§ MATERIAL PROVIDED

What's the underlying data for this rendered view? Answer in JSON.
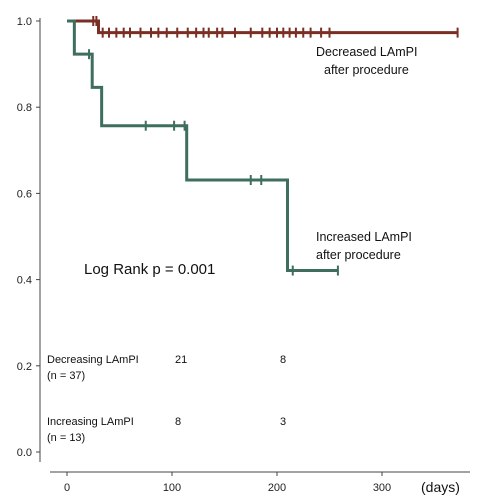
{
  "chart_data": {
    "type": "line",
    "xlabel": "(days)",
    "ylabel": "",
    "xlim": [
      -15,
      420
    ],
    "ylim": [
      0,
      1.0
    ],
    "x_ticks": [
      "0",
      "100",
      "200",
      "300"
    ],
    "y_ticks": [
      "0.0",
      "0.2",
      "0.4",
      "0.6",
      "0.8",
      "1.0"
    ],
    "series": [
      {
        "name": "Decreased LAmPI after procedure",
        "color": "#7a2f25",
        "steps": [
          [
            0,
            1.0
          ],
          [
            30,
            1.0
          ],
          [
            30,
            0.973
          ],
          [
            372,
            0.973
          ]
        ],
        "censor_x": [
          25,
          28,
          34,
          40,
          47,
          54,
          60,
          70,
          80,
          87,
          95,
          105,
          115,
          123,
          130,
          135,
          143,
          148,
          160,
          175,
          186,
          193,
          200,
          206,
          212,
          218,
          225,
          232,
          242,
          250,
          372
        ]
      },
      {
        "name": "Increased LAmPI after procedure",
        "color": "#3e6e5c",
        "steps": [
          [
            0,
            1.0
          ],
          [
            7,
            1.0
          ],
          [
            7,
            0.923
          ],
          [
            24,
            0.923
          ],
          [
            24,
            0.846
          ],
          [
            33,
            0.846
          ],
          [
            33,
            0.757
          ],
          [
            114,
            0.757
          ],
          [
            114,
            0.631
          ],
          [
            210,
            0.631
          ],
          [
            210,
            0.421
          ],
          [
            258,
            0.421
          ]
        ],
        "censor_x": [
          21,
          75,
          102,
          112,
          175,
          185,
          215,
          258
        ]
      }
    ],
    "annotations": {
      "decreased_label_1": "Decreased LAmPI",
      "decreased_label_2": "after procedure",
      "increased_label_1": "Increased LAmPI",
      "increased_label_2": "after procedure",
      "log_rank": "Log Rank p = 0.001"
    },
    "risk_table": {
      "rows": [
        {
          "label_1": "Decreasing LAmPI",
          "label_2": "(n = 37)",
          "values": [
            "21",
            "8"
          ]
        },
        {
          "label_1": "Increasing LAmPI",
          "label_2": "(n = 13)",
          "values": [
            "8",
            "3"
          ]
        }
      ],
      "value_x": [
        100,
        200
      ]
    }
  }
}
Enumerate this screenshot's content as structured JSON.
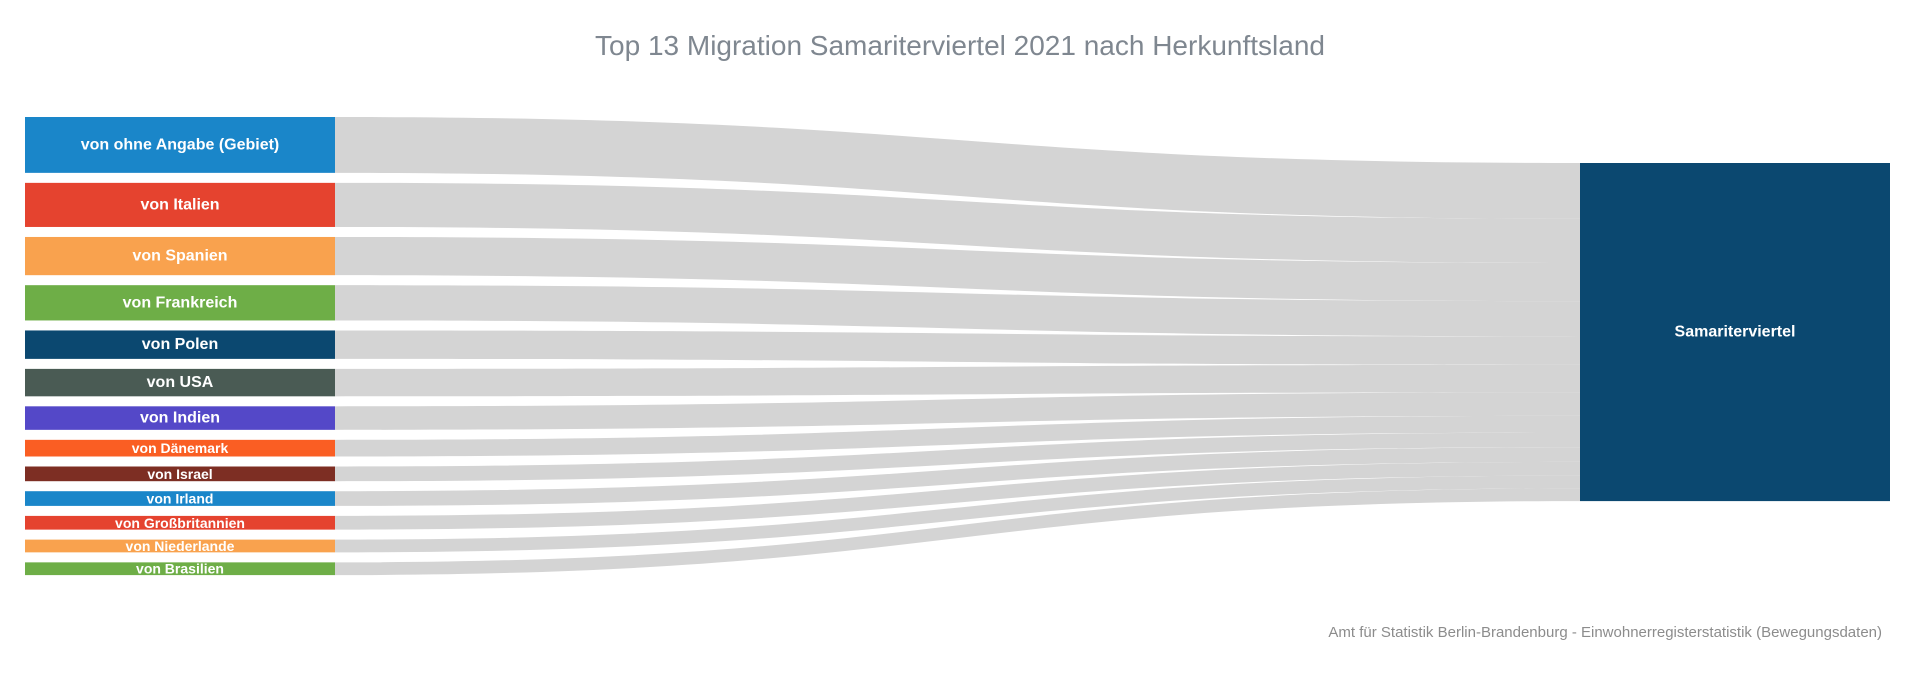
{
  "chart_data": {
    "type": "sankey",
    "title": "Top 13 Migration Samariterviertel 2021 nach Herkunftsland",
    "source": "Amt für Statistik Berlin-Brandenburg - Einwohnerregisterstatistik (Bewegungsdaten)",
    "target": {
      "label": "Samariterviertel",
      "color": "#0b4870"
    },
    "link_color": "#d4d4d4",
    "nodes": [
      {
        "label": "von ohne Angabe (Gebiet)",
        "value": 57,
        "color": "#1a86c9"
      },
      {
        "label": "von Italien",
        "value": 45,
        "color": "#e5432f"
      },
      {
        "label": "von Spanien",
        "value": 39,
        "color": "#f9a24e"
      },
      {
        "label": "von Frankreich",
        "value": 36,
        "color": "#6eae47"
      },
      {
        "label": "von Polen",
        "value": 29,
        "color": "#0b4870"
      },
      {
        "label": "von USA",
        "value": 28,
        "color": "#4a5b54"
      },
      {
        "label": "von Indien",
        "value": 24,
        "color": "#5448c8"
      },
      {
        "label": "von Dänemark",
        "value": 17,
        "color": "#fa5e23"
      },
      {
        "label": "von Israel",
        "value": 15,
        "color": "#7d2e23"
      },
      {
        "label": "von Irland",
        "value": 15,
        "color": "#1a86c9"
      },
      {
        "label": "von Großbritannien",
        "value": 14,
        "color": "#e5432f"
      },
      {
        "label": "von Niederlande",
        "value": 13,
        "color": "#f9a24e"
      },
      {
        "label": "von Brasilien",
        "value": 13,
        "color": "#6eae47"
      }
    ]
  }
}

==

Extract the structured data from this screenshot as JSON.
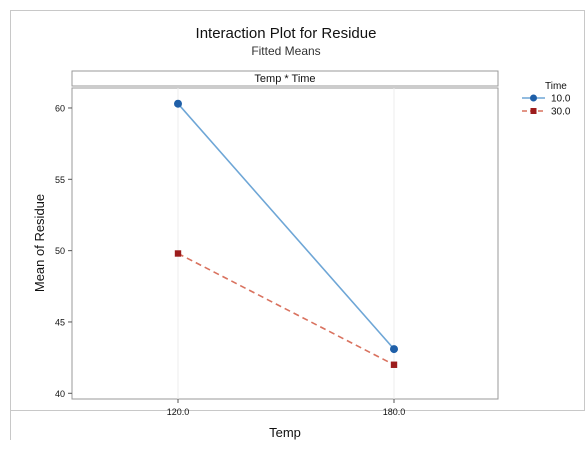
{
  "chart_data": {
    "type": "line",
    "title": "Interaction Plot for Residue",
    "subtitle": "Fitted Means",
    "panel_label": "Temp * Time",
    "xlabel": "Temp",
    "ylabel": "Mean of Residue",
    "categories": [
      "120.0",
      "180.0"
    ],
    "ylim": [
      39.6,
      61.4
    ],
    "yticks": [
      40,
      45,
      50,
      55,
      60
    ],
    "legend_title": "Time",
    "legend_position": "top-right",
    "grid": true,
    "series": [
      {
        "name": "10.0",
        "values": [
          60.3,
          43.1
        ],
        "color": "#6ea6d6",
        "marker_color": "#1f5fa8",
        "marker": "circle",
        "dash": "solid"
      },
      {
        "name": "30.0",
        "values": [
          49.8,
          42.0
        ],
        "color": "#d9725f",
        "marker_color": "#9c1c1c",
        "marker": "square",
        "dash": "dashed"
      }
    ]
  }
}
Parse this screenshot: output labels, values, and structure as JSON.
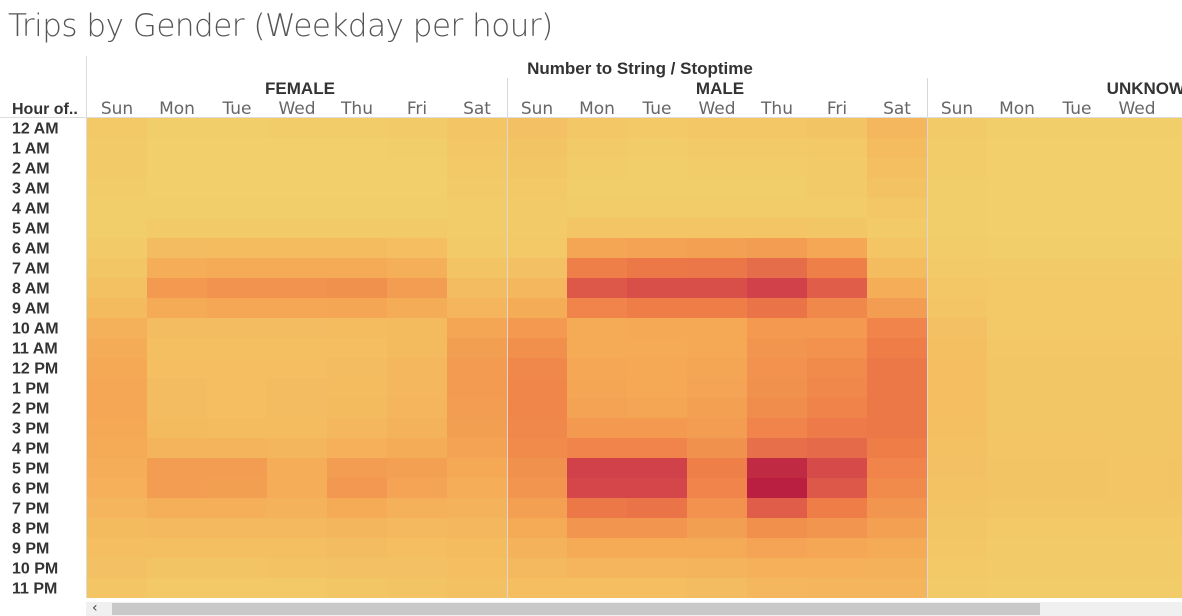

§ TO BE DONE
Gather up, from the records above, each line where the word "name" appears.

§ CORRECT OUTPUT
        "name": "Decreased LAmPI after procedure",
        "name": "Increased LAmPI after procedure",
        "name": "10.0",
        "name": "30.0",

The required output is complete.